- **Excerpted records**

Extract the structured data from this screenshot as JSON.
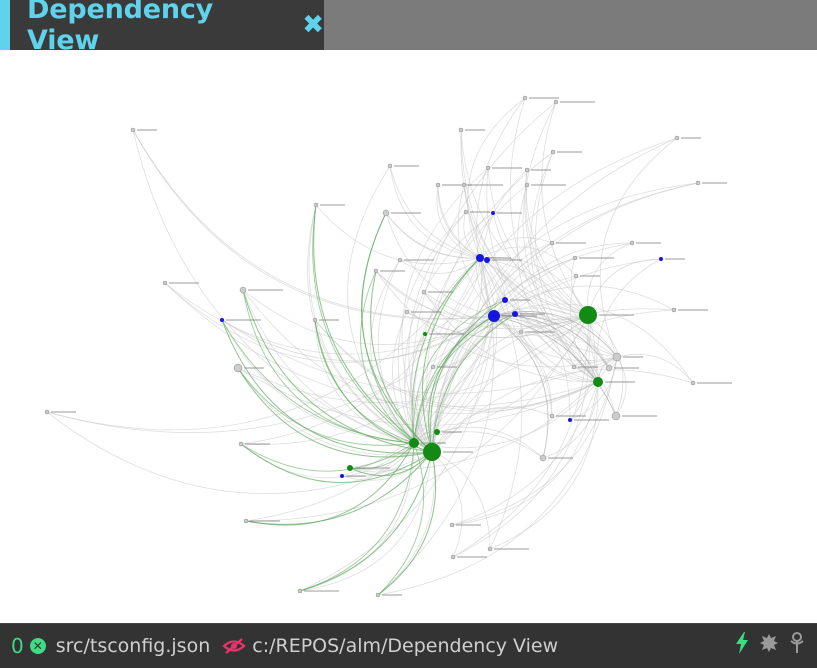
{
  "tab": {
    "title": "Dependency View",
    "close_icon": "close-x-icon",
    "accent": "#5fd3ec"
  },
  "statusbar": {
    "error_count": "0",
    "error_icon": "error-circle-icon",
    "config_file": "src/tsconfig.json",
    "visibility_icon": "eye-off-icon",
    "file_path": "c:/REPOS/alm/Dependency View",
    "right_icons": [
      "lightning-icon",
      "bug-icon",
      "tree-icon"
    ]
  },
  "graph": {
    "colors": {
      "edge": "#c4c4c4",
      "edge_highlight": "#5faa5f",
      "node_default": "#cccccc",
      "node_blue": "#1515e0",
      "node_green": "#138a13"
    }
  }
}
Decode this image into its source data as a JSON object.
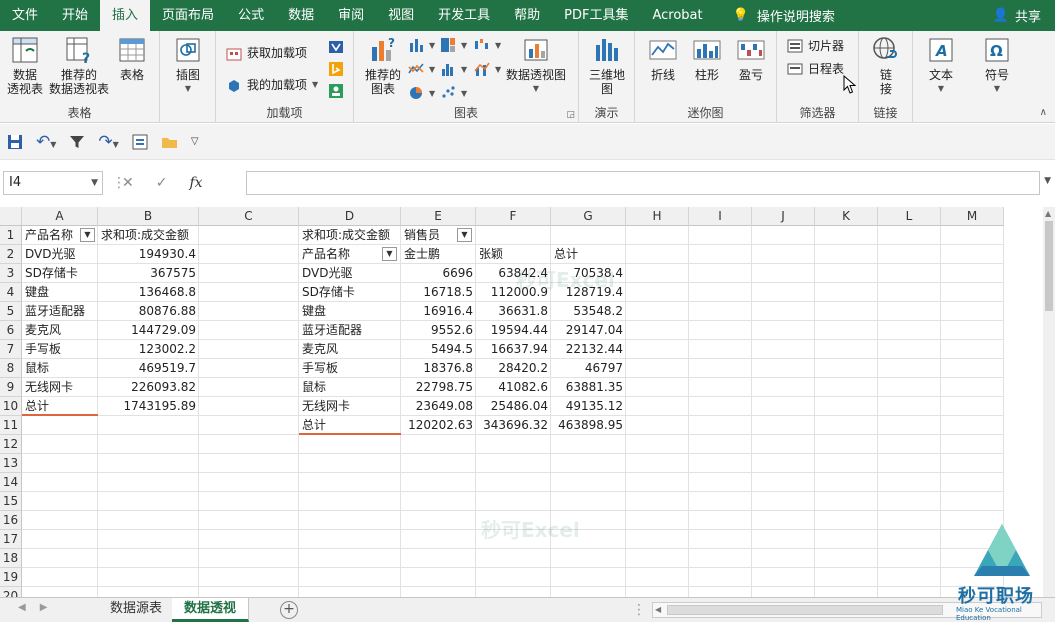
{
  "ribbon_tabs": [
    "文件",
    "开始",
    "插入",
    "页面布局",
    "公式",
    "数据",
    "审阅",
    "视图",
    "开发工具",
    "帮助",
    "PDF工具集",
    "Acrobat"
  ],
  "active_tab_index": 2,
  "tell_me": "操作说明搜索",
  "share": "共享",
  "groups": {
    "tables": {
      "label": "表格",
      "pivot": "数据\n透视表",
      "recommended_pivot": "推荐的\n数据透视表",
      "table": "表格"
    },
    "illustrations": {
      "label": "",
      "button": "插图"
    },
    "addins": {
      "label": "加载项",
      "get": "获取加载项",
      "my": "我的加载项"
    },
    "charts": {
      "label": "图表",
      "recommended": "推荐的\n图表",
      "pivot_chart": "数据透视图"
    },
    "tours": {
      "label": "演示",
      "map3d": "三维地\n图"
    },
    "sparklines": {
      "label": "迷你图",
      "line": "折线",
      "column": "柱形",
      "winloss": "盈亏"
    },
    "filters": {
      "label": "筛选器",
      "slicer": "切片器",
      "timeline": "日程表"
    },
    "links": {
      "label": "链接",
      "link": "链\n接"
    },
    "text": {
      "button": "文本"
    },
    "symbols": {
      "button": "符号"
    }
  },
  "namebox": "I4",
  "fx": "fx",
  "columns": [
    {
      "label": "A",
      "w": 76
    },
    {
      "label": "B",
      "w": 101
    },
    {
      "label": "C",
      "w": 100
    },
    {
      "label": "D",
      "w": 102
    },
    {
      "label": "E",
      "w": 75
    },
    {
      "label": "F",
      "w": 75
    },
    {
      "label": "G",
      "w": 75
    },
    {
      "label": "H",
      "w": 63
    },
    {
      "label": "I",
      "w": 63
    },
    {
      "label": "J",
      "w": 63
    },
    {
      "label": "K",
      "w": 63
    },
    {
      "label": "L",
      "w": 63
    },
    {
      "label": "M",
      "w": 63
    }
  ],
  "row_numbers": [
    "1",
    "2",
    "3",
    "4",
    "5",
    "6",
    "7",
    "8",
    "9",
    "10",
    "11",
    "12",
    "13",
    "14",
    "15",
    "16",
    "17",
    "18",
    "19",
    "20"
  ],
  "pivot1": {
    "header_label": "产品名称",
    "value_header": "求和项:成交金额",
    "rows": [
      [
        "DVD光驱",
        "194930.4"
      ],
      [
        "SD存储卡",
        "367575"
      ],
      [
        "键盘",
        "136468.8"
      ],
      [
        "蓝牙适配器",
        "80876.88"
      ],
      [
        "麦克风",
        "144729.09"
      ],
      [
        "手写板",
        "123002.2"
      ],
      [
        "鼠标",
        "469519.7"
      ],
      [
        "无线网卡",
        "226093.82"
      ],
      [
        "总计",
        "1743195.89"
      ]
    ]
  },
  "pivot2": {
    "value_header": "求和项:成交金额",
    "col_field": "销售员",
    "row_field": "产品名称",
    "col_headers": [
      "金士鹏",
      "张颖",
      "总计"
    ],
    "rows": [
      [
        "DVD光驱",
        "6696",
        "63842.4",
        "70538.4"
      ],
      [
        "SD存储卡",
        "16718.5",
        "112000.9",
        "128719.4"
      ],
      [
        "键盘",
        "16916.4",
        "36631.8",
        "53548.2"
      ],
      [
        "蓝牙适配器",
        "9552.6",
        "19594.44",
        "29147.04"
      ],
      [
        "麦克风",
        "5494.5",
        "16637.94",
        "22132.44"
      ],
      [
        "手写板",
        "18376.8",
        "28420.2",
        "46797"
      ],
      [
        "鼠标",
        "22798.75",
        "41082.6",
        "63881.35"
      ],
      [
        "无线网卡",
        "23649.08",
        "25486.04",
        "49135.12"
      ],
      [
        "总计",
        "120202.63",
        "343696.32",
        "463898.95"
      ]
    ]
  },
  "watermark": "秒可Excel",
  "sheets": [
    "数据源表",
    "数据透视"
  ],
  "active_sheet_index": 1,
  "logo": {
    "name": "秒可职场",
    "sub": "Miao Ke Vocational Education"
  }
}
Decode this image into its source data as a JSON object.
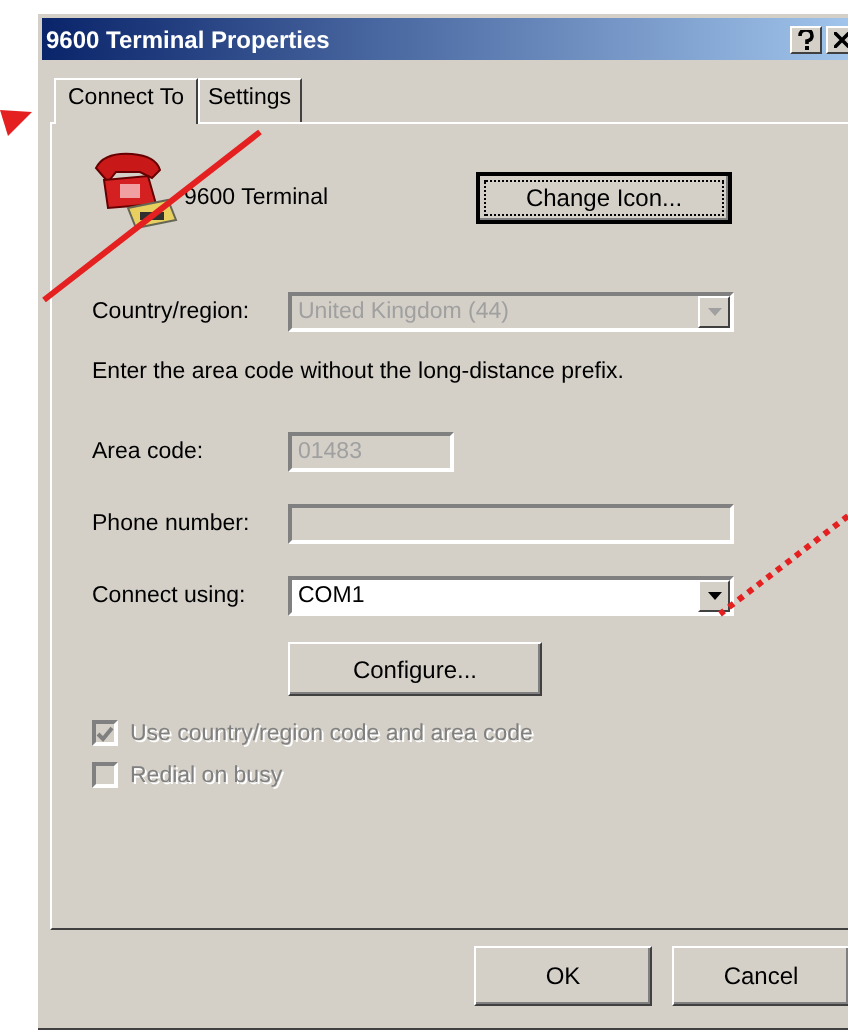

- **Exercise prompt**
Track down every line with the word "View" and copy it.

- **Full solution**
    "title": "Dependency View",
    "file_path": "c:/REPOS/alm/Dependency View",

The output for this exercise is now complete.